▸ GOAL:
Reproduce the data exactly and drop any pictures it holds.
+++ DATA RECORDS
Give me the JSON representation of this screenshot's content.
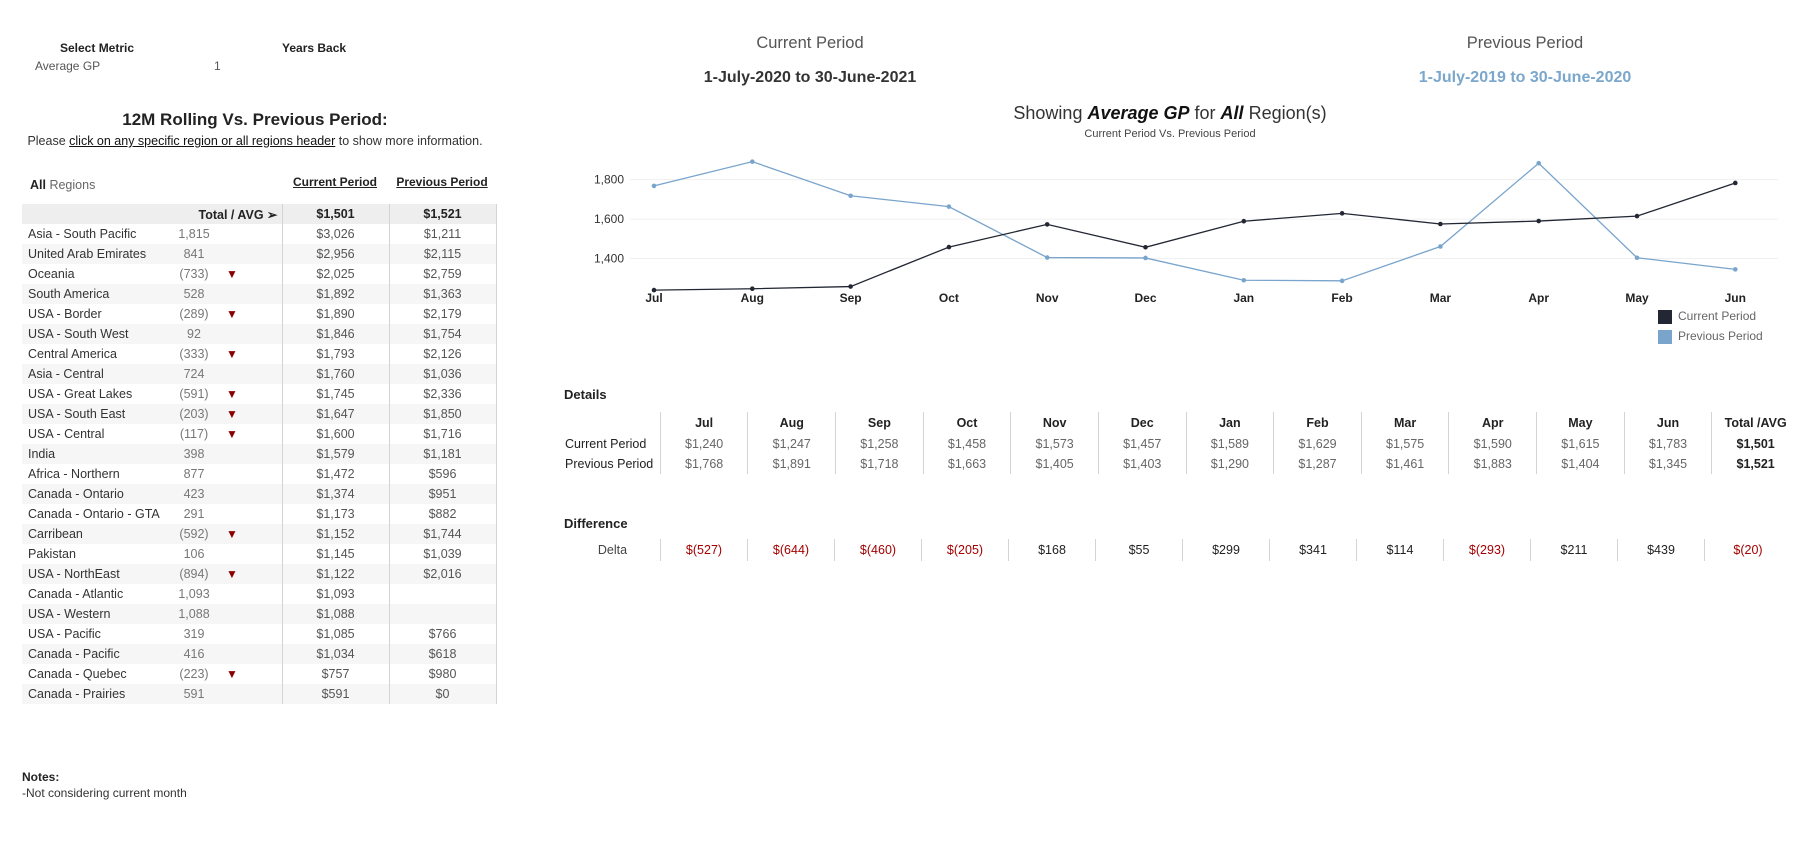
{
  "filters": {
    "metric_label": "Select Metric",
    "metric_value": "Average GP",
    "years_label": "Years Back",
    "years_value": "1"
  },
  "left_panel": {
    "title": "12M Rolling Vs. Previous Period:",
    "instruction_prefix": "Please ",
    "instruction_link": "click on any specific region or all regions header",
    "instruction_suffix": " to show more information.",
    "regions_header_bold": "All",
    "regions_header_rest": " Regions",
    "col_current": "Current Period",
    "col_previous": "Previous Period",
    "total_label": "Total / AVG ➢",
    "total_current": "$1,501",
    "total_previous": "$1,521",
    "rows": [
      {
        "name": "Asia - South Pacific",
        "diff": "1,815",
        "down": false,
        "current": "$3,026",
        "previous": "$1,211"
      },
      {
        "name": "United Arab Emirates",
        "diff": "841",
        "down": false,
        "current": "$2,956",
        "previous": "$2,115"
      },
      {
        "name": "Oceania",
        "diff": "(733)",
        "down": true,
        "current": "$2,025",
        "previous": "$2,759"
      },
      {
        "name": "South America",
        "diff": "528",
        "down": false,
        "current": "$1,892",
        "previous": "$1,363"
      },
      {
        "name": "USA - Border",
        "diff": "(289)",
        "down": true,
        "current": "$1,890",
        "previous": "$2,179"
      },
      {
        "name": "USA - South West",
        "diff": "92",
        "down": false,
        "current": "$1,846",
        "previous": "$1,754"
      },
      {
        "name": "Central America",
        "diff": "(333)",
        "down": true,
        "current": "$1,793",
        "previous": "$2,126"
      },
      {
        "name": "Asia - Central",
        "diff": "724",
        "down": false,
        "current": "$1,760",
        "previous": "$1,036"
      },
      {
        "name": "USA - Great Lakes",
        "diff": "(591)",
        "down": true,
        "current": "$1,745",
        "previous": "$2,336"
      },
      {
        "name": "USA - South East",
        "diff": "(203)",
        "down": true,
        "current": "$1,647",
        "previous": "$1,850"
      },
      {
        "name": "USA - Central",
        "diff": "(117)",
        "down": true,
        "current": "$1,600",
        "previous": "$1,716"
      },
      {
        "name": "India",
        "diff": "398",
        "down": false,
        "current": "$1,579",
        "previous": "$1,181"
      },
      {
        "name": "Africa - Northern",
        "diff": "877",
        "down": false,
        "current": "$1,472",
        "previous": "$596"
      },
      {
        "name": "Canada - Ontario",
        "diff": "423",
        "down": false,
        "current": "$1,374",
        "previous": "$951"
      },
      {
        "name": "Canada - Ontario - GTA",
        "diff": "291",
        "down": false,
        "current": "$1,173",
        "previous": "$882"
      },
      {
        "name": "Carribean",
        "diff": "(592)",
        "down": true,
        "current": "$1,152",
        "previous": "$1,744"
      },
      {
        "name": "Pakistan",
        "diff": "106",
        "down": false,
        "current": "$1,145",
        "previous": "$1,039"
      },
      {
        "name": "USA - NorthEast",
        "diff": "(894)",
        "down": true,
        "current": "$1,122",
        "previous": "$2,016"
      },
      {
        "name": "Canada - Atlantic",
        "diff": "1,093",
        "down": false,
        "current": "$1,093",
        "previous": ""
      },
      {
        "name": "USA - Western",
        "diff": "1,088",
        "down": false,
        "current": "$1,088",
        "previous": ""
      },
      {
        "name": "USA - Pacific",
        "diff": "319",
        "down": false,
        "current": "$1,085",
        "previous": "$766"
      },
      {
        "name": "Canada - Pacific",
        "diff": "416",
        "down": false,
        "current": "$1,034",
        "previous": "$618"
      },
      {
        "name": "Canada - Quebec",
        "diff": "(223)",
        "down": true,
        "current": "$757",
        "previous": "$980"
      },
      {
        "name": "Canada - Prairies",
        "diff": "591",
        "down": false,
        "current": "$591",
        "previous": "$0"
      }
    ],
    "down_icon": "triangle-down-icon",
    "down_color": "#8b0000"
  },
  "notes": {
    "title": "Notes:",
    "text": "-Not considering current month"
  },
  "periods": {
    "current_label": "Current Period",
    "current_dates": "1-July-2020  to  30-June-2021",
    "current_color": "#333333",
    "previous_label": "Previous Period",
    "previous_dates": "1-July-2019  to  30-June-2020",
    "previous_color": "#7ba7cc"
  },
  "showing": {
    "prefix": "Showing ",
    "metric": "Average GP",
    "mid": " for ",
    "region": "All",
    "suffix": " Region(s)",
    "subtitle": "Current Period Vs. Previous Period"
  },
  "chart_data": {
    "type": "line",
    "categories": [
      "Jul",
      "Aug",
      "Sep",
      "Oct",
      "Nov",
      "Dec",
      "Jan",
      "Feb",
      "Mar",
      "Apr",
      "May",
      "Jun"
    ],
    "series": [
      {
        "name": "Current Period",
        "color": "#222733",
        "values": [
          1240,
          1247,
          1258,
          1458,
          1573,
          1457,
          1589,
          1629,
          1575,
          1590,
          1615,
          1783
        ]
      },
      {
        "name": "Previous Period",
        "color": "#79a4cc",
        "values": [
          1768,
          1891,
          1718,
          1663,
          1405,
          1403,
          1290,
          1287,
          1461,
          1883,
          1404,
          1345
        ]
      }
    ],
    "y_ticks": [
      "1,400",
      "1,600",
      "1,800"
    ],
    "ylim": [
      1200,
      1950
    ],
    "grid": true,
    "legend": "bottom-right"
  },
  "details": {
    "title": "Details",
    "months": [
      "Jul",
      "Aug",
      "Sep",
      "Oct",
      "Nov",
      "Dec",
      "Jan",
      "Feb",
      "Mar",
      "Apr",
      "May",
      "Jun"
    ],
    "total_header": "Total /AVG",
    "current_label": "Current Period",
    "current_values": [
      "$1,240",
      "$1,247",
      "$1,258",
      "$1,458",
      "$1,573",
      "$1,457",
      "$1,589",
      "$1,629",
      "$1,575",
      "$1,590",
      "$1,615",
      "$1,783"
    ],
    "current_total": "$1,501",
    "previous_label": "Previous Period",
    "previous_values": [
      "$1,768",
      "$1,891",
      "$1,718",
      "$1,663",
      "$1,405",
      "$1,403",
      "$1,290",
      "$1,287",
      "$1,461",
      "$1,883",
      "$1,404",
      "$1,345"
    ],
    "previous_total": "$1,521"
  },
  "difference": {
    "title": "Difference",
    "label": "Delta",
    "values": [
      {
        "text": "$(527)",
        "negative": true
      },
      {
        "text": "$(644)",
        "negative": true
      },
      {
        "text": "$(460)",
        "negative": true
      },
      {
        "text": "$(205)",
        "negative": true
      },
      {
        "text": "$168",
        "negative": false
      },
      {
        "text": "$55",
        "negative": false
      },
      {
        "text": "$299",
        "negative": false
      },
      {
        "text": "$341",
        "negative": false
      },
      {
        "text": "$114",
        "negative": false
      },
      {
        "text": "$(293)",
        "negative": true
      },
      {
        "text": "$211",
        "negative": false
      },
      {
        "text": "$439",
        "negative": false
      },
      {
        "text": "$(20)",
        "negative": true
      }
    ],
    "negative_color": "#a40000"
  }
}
++++++
▸ FULL ANSWER:
Give me the JSON representation of this screenshot's content.
{
  "filters": {
    "metric_label": "Select Metric",
    "metric_value": "Average GP",
    "years_label": "Years Back",
    "years_value": "1"
  },
  "left_panel": {
    "title": "12M Rolling Vs. Previous Period:",
    "instruction_prefix": "Please ",
    "instruction_link": "click on any specific region or all regions header",
    "instruction_suffix": " to show more information.",
    "regions_header_bold": "All",
    "regions_header_rest": " Regions",
    "col_current": "Current Period",
    "col_previous": "Previous Period",
    "total_label": "Total / AVG ➢",
    "total_current": "$1,501",
    "total_previous": "$1,521",
    "rows": [
      {
        "name": "Asia - South Pacific",
        "diff": "1,815",
        "down": false,
        "current": "$3,026",
        "previous": "$1,211"
      },
      {
        "name": "United Arab Emirates",
        "diff": "841",
        "down": false,
        "current": "$2,956",
        "previous": "$2,115"
      },
      {
        "name": "Oceania",
        "diff": "(733)",
        "down": true,
        "current": "$2,025",
        "previous": "$2,759"
      },
      {
        "name": "South America",
        "diff": "528",
        "down": false,
        "current": "$1,892",
        "previous": "$1,363"
      },
      {
        "name": "USA - Border",
        "diff": "(289)",
        "down": true,
        "current": "$1,890",
        "previous": "$2,179"
      },
      {
        "name": "USA - South West",
        "diff": "92",
        "down": false,
        "current": "$1,846",
        "previous": "$1,754"
      },
      {
        "name": "Central America",
        "diff": "(333)",
        "down": true,
        "current": "$1,793",
        "previous": "$2,126"
      },
      {
        "name": "Asia - Central",
        "diff": "724",
        "down": false,
        "current": "$1,760",
        "previous": "$1,036"
      },
      {
        "name": "USA - Great Lakes",
        "diff": "(591)",
        "down": true,
        "current": "$1,745",
        "previous": "$2,336"
      },
      {
        "name": "USA - South East",
        "diff": "(203)",
        "down": true,
        "current": "$1,647",
        "previous": "$1,850"
      },
      {
        "name": "USA - Central",
        "diff": "(117)",
        "down": true,
        "current": "$1,600",
        "previous": "$1,716"
      },
      {
        "name": "India",
        "diff": "398",
        "down": false,
        "current": "$1,579",
        "previous": "$1,181"
      },
      {
        "name": "Africa - Northern",
        "diff": "877",
        "down": false,
        "current": "$1,472",
        "previous": "$596"
      },
      {
        "name": "Canada - Ontario",
        "diff": "423",
        "down": false,
        "current": "$1,374",
        "previous": "$951"
      },
      {
        "name": "Canada - Ontario - GTA",
        "diff": "291",
        "down": false,
        "current": "$1,173",
        "previous": "$882"
      },
      {
        "name": "Carribean",
        "diff": "(592)",
        "down": true,
        "current": "$1,152",
        "previous": "$1,744"
      },
      {
        "name": "Pakistan",
        "diff": "106",
        "down": false,
        "current": "$1,145",
        "previous": "$1,039"
      },
      {
        "name": "USA - NorthEast",
        "diff": "(894)",
        "down": true,
        "current": "$1,122",
        "previous": "$2,016"
      },
      {
        "name": "Canada - Atlantic",
        "diff": "1,093",
        "down": false,
        "current": "$1,093",
        "previous": ""
      },
      {
        "name": "USA - Western",
        "diff": "1,088",
        "down": false,
        "current": "$1,088",
        "previous": ""
      },
      {
        "name": "USA - Pacific",
        "diff": "319",
        "down": false,
        "current": "$1,085",
        "previous": "$766"
      },
      {
        "name": "Canada - Pacific",
        "diff": "416",
        "down": false,
        "current": "$1,034",
        "previous": "$618"
      },
      {
        "name": "Canada - Quebec",
        "diff": "(223)",
        "down": true,
        "current": "$757",
        "previous": "$980"
      },
      {
        "name": "Canada - Prairies",
        "diff": "591",
        "down": false,
        "current": "$591",
        "previous": "$0"
      }
    ],
    "down_icon": "triangle-down-icon",
    "down_color": "#8b0000"
  },
  "notes": {
    "title": "Notes:",
    "text": "-Not considering current month"
  },
  "periods": {
    "current_label": "Current Period",
    "current_dates": "1-July-2020  to  30-June-2021",
    "current_color": "#333333",
    "previous_label": "Previous Period",
    "previous_dates": "1-July-2019  to  30-June-2020",
    "previous_color": "#7ba7cc"
  },
  "showing": {
    "prefix": "Showing ",
    "metric": "Average GP",
    "mid": " for ",
    "region": "All",
    "suffix": " Region(s)",
    "subtitle": "Current Period Vs. Previous Period"
  },
  "chart_data": {
    "type": "line",
    "categories": [
      "Jul",
      "Aug",
      "Sep",
      "Oct",
      "Nov",
      "Dec",
      "Jan",
      "Feb",
      "Mar",
      "Apr",
      "May",
      "Jun"
    ],
    "series": [
      {
        "name": "Current Period",
        "color": "#222733",
        "values": [
          1240,
          1247,
          1258,
          1458,
          1573,
          1457,
          1589,
          1629,
          1575,
          1590,
          1615,
          1783
        ]
      },
      {
        "name": "Previous Period",
        "color": "#79a4cc",
        "values": [
          1768,
          1891,
          1718,
          1663,
          1405,
          1403,
          1290,
          1287,
          1461,
          1883,
          1404,
          1345
        ]
      }
    ],
    "y_ticks": [
      "1,400",
      "1,600",
      "1,800"
    ],
    "ylim": [
      1200,
      1950
    ],
    "grid": true,
    "legend": "bottom-right"
  },
  "details": {
    "title": "Details",
    "months": [
      "Jul",
      "Aug",
      "Sep",
      "Oct",
      "Nov",
      "Dec",
      "Jan",
      "Feb",
      "Mar",
      "Apr",
      "May",
      "Jun"
    ],
    "total_header": "Total /AVG",
    "current_label": "Current Period",
    "current_values": [
      "$1,240",
      "$1,247",
      "$1,258",
      "$1,458",
      "$1,573",
      "$1,457",
      "$1,589",
      "$1,629",
      "$1,575",
      "$1,590",
      "$1,615",
      "$1,783"
    ],
    "current_total": "$1,501",
    "previous_label": "Previous Period",
    "previous_values": [
      "$1,768",
      "$1,891",
      "$1,718",
      "$1,663",
      "$1,405",
      "$1,403",
      "$1,290",
      "$1,287",
      "$1,461",
      "$1,883",
      "$1,404",
      "$1,345"
    ],
    "previous_total": "$1,521"
  },
  "difference": {
    "title": "Difference",
    "label": "Delta",
    "values": [
      {
        "text": "$(527)",
        "negative": true
      },
      {
        "text": "$(644)",
        "negative": true
      },
      {
        "text": "$(460)",
        "negative": true
      },
      {
        "text": "$(205)",
        "negative": true
      },
      {
        "text": "$168",
        "negative": false
      },
      {
        "text": "$55",
        "negative": false
      },
      {
        "text": "$299",
        "negative": false
      },
      {
        "text": "$341",
        "negative": false
      },
      {
        "text": "$114",
        "negative": false
      },
      {
        "text": "$(293)",
        "negative": true
      },
      {
        "text": "$211",
        "negative": false
      },
      {
        "text": "$439",
        "negative": false
      },
      {
        "text": "$(20)",
        "negative": true
      }
    ],
    "negative_color": "#a40000"
  }
}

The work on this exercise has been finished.